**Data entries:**

>> START

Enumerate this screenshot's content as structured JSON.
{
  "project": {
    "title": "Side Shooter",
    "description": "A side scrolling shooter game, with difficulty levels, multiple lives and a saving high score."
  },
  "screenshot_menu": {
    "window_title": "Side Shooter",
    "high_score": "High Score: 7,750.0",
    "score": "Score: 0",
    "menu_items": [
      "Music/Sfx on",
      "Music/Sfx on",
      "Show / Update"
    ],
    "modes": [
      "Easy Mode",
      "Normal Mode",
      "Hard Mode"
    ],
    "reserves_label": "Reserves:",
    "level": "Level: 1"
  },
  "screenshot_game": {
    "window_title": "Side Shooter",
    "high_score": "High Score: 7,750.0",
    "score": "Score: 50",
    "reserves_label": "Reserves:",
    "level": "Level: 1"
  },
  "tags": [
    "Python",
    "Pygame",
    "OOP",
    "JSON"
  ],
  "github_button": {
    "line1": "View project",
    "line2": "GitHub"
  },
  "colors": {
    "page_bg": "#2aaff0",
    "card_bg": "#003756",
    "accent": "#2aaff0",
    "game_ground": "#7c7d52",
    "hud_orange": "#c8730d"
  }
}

>> END

**Exercise aim:** Reproduce each entry exactly, leaving out nothing.

**In response:**
Enumerate this screenshot's content as structured JSON.
{
  "project": {
    "title": "Side Shooter",
    "description": "A side scrolling shooter game, with difficulty levels, multiple lives and a saving high score."
  },
  "screenshot_menu": {
    "window_title": "Side Shooter",
    "high_score": "High Score: 7,750.0",
    "score": "Score: 0",
    "menu_items": [
      "Music/Sfx on",
      "Music/Sfx on",
      "Show / Update"
    ],
    "modes": [
      "Easy Mode",
      "Normal Mode",
      "Hard Mode"
    ],
    "reserves_label": "Reserves:",
    "level": "Level: 1"
  },
  "screenshot_game": {
    "window_title": "Side Shooter",
    "high_score": "High Score: 7,750.0",
    "score": "Score: 50",
    "reserves_label": "Reserves:",
    "level": "Level: 1"
  },
  "tags": [
    "Python",
    "Pygame",
    "OOP",
    "JSON"
  ],
  "github_button": {
    "line1": "View project",
    "line2": "GitHub"
  },
  "colors": {
    "page_bg": "#2aaff0",
    "card_bg": "#003756",
    "accent": "#2aaff0",
    "game_ground": "#7c7d52",
    "hud_orange": "#c8730d"
  }
}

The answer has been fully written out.